WHAT YOU WILL DO
**a)** Please extract everything from "On June 20 police" down to "for the country." in the passage on child trafficking in Thailand, copying it word for word.
**b)** In the records, put everything from the line containing "bar-segment xyxy=(522,218,602,234)" down to the line containing "bar-segment xyxy=(592,296,710,312)" into a Markdown table with the columns Row and Line. Number each row and leave out blank lines.

EXTRACT PROVIDED
__________________________________________________

As anyone who has spent any time in Thailand knows, children have worked on Bangkok’s Khaosan Road selling roses for years. Child migrants from Myanmar wander up and down this infamous backpacker hangout, selling flowers for 20 baht (around 65 US cents).

 

On June 20 police arrested a 22-year-old man from Myanmar, suspected of trafficking children to sell roses around the Khaosan Road area. On the same day, Thailand was downgraded in the US’ annual trafficking report for mistreatment of migrant workers.

 

Thailand’s demotion in the U.S. State Department's annual Trafficking in Persons (TiP) Report to the lowest rank comes with the possibility of the United States withholding or withdrawing "non-humanitarian, non-trade-related foreign assistance".

 

Perhaps more significantly, this ranking tarnishes the reputation of Thailand at a precarious time for the country.

Months of political protests, the removal of caretaker Prime Minister Yingluck Shinawatra, and a military coup, have resulted in dwindling international trade and foreign tourism. The downgrade also comes on the heels of a year of media coverage on trafficking in persons within the Thai fishing industry and state authorities' alleged complicity in it.

__________________________________________________

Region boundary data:
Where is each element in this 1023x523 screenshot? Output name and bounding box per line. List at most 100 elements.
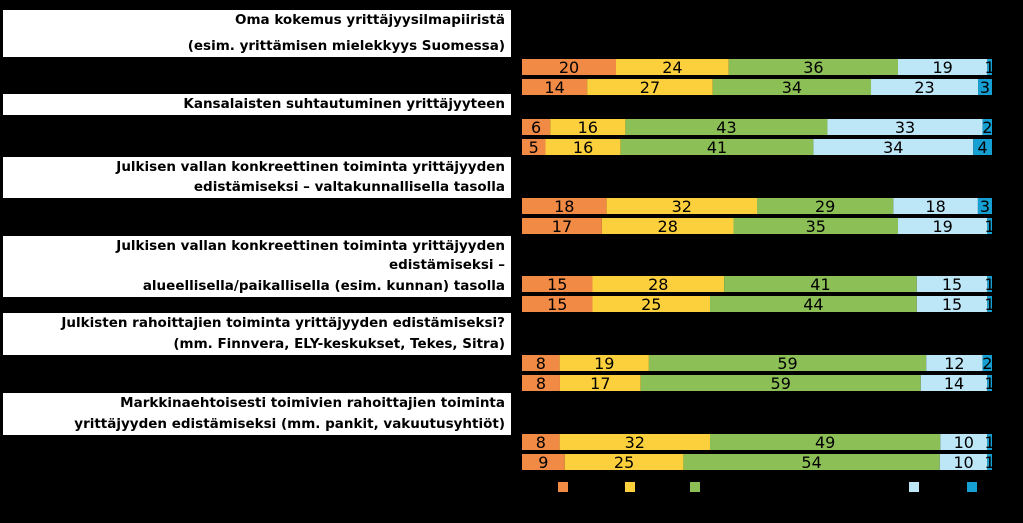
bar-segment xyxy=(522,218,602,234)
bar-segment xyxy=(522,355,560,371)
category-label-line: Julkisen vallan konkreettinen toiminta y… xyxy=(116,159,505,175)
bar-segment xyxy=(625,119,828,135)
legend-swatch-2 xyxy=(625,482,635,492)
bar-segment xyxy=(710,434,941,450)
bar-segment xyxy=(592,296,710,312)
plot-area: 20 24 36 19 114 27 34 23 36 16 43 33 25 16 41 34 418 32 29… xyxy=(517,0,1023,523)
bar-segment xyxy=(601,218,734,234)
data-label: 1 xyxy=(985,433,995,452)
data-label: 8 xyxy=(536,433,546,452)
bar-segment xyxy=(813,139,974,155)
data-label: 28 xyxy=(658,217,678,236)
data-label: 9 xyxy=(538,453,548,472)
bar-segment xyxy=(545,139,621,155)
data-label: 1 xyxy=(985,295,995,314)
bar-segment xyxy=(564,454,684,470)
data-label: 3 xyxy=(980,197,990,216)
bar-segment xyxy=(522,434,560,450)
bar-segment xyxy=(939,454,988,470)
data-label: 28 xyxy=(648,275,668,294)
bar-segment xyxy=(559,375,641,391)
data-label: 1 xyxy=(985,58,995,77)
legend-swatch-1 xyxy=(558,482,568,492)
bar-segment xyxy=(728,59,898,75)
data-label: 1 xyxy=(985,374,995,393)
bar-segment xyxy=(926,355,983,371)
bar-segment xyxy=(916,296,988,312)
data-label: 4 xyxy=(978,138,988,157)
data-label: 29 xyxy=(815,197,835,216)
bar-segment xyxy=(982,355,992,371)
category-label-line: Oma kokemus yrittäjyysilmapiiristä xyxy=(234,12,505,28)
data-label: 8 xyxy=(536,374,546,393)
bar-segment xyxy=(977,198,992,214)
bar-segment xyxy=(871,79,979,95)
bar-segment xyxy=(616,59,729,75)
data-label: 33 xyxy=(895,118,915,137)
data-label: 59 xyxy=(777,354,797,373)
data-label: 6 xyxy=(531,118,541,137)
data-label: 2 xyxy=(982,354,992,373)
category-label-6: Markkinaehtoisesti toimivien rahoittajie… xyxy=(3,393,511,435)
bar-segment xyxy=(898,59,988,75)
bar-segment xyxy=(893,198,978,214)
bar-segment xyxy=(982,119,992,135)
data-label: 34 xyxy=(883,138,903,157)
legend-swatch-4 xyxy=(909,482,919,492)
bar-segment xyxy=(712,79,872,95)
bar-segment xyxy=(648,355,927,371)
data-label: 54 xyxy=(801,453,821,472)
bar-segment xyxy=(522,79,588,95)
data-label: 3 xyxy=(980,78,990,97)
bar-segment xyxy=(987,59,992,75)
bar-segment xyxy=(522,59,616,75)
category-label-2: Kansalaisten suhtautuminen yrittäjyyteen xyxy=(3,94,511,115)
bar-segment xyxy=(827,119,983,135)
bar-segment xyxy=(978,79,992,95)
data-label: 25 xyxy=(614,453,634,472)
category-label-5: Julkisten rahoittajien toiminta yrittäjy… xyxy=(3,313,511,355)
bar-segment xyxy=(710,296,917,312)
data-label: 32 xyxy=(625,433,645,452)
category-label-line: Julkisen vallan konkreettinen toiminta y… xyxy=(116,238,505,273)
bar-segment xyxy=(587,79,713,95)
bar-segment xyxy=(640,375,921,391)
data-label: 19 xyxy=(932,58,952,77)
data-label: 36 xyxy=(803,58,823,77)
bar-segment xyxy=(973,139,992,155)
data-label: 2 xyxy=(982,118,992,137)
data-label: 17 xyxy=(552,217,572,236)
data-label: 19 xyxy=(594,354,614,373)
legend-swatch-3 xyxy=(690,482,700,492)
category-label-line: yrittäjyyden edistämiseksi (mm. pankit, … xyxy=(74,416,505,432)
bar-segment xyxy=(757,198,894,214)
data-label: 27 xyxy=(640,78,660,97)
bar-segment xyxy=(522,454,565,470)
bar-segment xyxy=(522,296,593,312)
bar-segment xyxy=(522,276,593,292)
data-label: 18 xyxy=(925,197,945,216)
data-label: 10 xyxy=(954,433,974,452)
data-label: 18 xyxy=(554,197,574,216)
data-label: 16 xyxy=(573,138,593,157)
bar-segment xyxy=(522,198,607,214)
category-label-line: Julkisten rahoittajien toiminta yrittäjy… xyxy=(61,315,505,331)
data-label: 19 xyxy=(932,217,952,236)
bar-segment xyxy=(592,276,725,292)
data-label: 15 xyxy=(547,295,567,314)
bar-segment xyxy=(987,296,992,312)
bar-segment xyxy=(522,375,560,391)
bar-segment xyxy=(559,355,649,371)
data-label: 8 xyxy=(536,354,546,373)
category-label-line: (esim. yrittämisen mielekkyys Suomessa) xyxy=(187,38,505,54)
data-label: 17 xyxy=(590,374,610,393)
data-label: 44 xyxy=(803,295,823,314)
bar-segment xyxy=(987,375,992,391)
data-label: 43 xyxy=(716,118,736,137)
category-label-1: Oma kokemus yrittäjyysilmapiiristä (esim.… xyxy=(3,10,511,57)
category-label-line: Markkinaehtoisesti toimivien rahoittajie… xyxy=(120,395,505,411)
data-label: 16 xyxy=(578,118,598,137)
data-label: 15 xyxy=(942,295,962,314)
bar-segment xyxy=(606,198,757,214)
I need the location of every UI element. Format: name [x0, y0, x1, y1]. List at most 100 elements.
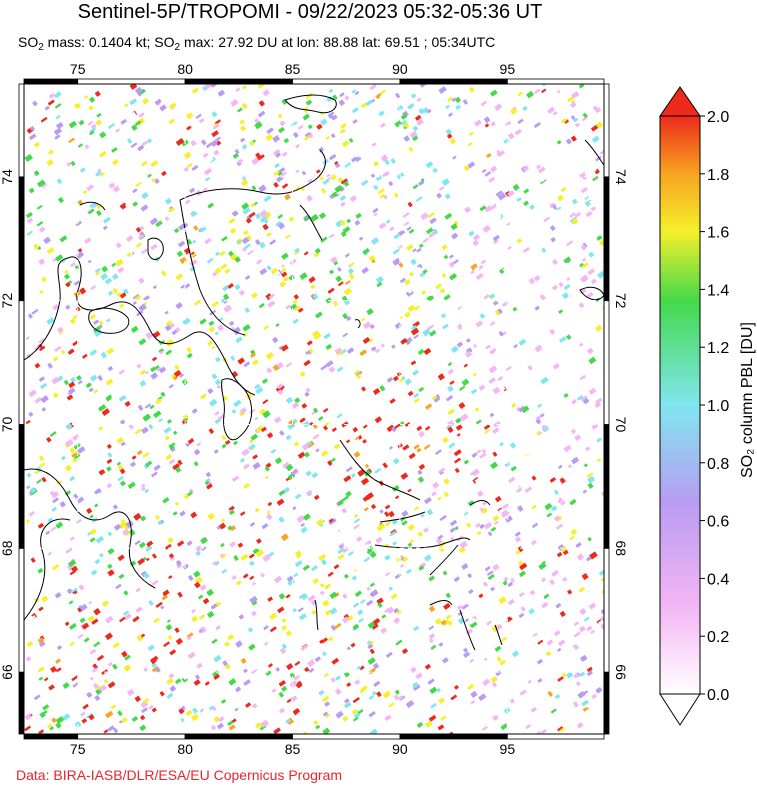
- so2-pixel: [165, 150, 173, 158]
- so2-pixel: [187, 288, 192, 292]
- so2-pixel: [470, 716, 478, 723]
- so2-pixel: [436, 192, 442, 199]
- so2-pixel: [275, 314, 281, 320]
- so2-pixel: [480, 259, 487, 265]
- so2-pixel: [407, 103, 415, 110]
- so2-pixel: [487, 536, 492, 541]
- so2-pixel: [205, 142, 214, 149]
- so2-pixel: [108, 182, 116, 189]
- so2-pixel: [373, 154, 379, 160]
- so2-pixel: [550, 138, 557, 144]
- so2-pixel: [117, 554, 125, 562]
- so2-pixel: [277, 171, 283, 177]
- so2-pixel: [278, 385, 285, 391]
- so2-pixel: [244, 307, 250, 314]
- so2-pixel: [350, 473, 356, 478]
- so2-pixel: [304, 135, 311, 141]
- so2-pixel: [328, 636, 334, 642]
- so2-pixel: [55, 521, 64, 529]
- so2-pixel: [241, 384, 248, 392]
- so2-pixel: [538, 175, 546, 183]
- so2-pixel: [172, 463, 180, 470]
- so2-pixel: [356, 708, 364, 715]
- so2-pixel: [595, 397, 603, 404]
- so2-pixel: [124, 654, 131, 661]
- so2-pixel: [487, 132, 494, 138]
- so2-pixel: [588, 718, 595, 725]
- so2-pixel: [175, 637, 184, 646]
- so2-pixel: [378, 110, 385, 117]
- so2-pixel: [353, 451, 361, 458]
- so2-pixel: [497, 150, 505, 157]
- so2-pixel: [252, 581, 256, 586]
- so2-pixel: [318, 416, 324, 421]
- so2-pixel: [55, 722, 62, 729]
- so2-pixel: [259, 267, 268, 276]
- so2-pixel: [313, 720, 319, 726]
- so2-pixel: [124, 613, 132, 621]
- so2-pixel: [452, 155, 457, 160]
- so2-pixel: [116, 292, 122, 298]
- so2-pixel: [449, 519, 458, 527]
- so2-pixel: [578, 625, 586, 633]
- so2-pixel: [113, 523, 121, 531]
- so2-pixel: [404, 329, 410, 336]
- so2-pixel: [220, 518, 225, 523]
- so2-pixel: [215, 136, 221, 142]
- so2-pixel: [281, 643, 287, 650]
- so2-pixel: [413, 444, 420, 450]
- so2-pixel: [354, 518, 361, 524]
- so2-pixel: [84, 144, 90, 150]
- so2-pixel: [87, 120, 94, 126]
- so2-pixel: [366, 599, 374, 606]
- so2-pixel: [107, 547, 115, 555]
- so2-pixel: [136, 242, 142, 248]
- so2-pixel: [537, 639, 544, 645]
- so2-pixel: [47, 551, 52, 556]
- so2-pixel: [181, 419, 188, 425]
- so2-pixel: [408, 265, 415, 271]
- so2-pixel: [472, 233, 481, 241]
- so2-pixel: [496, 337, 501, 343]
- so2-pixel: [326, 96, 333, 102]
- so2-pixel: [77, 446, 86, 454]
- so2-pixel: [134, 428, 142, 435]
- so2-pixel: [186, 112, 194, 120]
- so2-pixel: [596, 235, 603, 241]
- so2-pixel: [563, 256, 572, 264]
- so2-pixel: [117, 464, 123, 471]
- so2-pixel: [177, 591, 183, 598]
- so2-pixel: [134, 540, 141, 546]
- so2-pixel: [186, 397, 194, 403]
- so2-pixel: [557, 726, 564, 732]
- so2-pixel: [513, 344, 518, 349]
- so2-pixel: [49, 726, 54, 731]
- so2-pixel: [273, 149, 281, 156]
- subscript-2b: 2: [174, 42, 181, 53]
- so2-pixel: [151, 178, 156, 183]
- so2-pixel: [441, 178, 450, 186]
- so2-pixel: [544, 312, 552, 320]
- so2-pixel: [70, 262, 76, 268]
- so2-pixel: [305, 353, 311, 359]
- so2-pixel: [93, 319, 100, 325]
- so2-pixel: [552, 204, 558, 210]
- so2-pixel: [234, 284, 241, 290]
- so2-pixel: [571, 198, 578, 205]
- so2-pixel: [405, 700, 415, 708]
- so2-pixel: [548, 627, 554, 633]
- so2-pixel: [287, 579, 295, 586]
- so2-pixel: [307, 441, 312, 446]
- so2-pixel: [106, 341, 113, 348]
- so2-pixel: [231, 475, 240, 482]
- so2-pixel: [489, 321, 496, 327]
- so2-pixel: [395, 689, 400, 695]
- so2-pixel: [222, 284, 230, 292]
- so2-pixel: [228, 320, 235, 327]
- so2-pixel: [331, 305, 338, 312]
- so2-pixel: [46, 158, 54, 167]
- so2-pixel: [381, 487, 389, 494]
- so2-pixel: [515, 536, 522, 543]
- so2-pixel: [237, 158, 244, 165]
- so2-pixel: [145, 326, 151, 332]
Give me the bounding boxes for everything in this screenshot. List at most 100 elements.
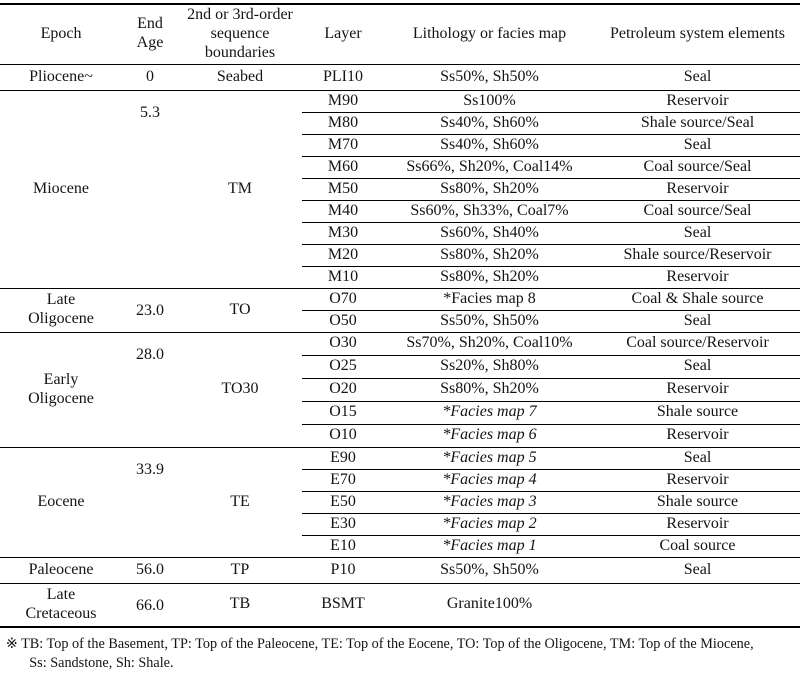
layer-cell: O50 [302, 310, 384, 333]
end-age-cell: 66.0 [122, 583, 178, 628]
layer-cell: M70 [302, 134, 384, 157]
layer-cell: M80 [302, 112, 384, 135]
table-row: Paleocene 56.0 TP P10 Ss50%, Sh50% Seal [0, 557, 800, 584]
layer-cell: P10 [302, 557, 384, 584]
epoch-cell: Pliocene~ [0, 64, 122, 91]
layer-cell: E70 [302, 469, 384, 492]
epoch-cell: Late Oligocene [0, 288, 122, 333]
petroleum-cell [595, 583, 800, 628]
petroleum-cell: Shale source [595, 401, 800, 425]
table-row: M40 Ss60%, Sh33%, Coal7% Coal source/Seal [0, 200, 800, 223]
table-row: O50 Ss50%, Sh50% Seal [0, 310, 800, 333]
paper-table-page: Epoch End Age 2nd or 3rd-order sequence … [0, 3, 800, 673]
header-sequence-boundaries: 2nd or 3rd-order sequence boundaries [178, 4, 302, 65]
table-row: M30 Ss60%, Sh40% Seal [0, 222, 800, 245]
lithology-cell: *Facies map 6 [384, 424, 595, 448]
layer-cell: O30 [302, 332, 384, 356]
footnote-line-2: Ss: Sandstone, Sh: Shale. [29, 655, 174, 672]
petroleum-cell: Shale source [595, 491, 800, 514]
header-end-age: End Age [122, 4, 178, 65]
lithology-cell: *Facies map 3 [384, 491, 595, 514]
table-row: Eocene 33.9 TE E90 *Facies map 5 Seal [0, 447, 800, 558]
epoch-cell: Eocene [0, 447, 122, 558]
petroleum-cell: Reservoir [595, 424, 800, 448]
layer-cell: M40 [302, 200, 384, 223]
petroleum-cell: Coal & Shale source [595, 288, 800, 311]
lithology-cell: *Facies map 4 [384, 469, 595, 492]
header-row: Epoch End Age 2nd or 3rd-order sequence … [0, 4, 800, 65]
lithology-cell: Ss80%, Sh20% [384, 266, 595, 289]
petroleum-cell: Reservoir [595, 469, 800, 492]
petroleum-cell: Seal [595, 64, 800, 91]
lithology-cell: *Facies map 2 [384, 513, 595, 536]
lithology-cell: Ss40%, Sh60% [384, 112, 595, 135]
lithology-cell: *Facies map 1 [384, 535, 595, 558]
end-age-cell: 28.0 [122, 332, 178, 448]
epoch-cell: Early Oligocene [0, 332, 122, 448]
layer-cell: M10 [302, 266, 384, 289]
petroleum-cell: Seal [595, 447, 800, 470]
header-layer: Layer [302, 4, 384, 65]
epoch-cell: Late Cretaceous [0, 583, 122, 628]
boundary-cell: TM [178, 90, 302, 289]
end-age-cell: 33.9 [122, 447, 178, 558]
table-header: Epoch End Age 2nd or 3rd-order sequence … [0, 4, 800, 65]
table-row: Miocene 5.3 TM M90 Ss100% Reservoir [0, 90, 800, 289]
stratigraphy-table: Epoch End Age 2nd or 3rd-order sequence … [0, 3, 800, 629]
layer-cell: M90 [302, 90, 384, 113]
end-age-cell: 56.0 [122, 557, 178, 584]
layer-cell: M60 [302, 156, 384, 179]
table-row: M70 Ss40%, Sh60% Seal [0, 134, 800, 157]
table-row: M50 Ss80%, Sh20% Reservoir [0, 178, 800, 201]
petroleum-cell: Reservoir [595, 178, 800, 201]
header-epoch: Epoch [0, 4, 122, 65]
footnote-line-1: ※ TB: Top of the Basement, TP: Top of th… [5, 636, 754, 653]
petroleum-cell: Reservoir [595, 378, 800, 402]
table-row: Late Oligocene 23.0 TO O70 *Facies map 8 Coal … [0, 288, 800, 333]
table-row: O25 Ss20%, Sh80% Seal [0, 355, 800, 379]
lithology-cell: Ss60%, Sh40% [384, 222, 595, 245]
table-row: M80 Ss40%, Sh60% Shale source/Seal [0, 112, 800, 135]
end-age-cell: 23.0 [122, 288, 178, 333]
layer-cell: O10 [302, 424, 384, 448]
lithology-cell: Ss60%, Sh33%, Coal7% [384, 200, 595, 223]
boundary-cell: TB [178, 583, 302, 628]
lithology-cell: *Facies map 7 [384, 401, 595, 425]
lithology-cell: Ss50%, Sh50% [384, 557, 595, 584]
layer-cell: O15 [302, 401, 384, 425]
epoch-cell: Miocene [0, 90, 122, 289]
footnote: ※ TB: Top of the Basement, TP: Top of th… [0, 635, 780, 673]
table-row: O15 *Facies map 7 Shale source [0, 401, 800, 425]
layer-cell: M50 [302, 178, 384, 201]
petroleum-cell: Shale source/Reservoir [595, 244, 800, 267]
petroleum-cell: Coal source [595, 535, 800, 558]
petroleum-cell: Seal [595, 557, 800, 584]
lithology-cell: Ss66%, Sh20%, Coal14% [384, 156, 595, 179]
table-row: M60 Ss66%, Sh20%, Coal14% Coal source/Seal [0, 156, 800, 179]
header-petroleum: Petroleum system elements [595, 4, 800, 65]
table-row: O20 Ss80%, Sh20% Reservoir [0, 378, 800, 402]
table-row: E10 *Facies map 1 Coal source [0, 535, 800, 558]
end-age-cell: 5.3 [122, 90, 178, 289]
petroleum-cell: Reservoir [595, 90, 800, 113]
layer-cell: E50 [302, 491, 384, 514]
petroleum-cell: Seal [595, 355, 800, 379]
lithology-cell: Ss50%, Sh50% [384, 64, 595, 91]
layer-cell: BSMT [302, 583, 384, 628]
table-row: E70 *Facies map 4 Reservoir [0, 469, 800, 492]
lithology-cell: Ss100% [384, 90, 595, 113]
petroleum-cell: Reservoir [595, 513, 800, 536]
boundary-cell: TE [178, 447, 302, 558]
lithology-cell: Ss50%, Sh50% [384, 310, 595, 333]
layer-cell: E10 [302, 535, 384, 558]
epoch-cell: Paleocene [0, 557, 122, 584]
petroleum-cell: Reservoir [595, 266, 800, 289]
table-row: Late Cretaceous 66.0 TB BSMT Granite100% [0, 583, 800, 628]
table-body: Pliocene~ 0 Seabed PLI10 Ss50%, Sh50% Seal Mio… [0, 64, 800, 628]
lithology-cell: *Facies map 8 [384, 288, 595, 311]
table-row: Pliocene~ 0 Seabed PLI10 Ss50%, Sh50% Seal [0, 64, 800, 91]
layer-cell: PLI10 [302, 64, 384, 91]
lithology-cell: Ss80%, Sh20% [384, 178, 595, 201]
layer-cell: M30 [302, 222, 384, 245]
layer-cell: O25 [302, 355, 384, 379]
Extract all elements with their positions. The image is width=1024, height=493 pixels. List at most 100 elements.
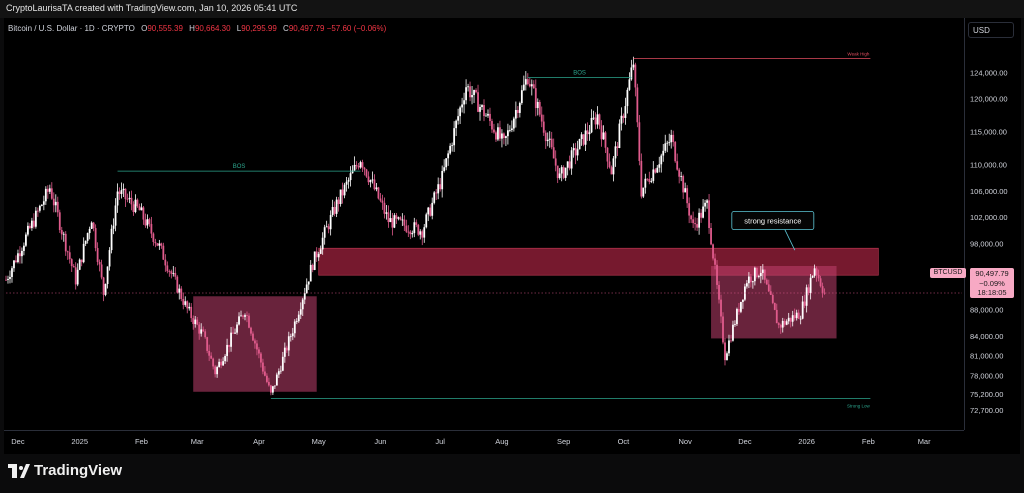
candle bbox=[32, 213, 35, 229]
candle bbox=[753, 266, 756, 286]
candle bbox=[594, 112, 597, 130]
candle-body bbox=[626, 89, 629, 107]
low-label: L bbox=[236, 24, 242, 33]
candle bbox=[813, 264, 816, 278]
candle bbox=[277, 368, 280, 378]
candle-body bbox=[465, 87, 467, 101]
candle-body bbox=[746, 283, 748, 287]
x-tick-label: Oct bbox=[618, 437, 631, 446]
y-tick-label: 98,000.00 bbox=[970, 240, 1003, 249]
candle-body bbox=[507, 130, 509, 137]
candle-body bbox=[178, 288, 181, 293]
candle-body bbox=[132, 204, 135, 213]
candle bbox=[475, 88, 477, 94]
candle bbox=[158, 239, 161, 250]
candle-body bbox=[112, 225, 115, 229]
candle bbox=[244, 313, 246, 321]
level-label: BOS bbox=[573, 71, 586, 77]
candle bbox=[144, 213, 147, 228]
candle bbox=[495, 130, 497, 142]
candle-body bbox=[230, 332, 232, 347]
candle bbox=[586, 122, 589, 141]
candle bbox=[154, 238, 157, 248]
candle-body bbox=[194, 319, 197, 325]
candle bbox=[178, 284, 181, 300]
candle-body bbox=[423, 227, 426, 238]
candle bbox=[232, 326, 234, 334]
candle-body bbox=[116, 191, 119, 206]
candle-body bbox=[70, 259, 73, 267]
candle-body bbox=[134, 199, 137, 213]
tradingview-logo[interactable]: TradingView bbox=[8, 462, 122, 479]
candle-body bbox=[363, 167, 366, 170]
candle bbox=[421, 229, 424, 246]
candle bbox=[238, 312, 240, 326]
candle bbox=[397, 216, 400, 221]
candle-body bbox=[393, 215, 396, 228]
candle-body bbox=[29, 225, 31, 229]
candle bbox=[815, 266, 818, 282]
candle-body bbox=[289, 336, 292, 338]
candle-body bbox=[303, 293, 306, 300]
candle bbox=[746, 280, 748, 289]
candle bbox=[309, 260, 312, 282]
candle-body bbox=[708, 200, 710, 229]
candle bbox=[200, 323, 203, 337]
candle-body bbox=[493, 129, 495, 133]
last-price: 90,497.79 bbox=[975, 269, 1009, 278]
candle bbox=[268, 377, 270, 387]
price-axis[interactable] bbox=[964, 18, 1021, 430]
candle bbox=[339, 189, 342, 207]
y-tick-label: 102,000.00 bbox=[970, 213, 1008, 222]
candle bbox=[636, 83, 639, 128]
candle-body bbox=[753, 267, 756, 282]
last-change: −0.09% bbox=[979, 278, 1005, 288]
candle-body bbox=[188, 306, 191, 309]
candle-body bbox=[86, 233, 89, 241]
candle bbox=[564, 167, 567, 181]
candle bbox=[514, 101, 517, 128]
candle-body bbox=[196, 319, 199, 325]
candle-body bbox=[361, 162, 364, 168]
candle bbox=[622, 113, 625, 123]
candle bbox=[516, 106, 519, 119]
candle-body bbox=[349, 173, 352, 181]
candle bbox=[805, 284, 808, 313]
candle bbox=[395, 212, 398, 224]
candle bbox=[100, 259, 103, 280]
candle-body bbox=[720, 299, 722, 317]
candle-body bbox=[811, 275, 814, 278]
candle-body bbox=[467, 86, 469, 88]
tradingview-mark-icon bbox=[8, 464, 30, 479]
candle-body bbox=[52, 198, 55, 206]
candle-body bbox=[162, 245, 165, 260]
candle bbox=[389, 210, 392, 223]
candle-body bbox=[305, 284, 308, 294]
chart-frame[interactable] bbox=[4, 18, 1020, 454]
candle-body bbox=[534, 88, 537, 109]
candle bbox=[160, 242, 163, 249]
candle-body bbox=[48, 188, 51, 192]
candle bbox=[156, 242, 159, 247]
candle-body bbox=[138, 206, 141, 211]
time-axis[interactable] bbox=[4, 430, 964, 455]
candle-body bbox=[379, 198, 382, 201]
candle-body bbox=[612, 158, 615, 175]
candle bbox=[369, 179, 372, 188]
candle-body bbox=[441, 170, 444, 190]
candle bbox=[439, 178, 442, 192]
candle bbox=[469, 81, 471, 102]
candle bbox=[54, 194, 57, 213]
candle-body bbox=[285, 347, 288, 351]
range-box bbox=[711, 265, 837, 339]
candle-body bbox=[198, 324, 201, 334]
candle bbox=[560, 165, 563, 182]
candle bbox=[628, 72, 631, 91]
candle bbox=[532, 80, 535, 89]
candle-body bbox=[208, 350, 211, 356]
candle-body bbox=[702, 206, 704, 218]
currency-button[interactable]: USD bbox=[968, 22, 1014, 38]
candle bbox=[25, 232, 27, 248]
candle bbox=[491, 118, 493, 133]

__________________________________________________

SET OF ANSWERS
**a)**
On June 20 police arrested a 22-year-old man from Myanmar, suspected of trafficking children to sell roses around the Khaosan Road area. On the same day, Thailand was downgraded in the US’ annual trafficking report for mistreatment of migrant workers.

 

Thailand’s demotion in the U.S. State Department's annual Trafficking in Persons (TiP) Report to the lowest rank comes with the possibility of the United States withholding or withdrawing "non-humanitarian, non-trade-related foreign assistance".

 

Perhaps more significantly, this ranking tarnishes the reputation of Thailand at a precarious time for the country.

**b)**
| Row | Line |
|---|---|
| 1 | bar-segment xyxy=(522,218,602,234) |
| 2 | bar-segment xyxy=(522,355,560,371) |
| 3 | category-label-line: Julkisen vallan konkreettinen toiminta y… xyxy=(116,159,505,175) |
| 4 | bar-segment xyxy=(625,119,828,135) |
| 5 | legend-swatch-2 xyxy=(625,482,635,492) |
| 6 | bar-segment xyxy=(710,434,941,450) |
| 7 | bar-segment xyxy=(592,296,710,312) |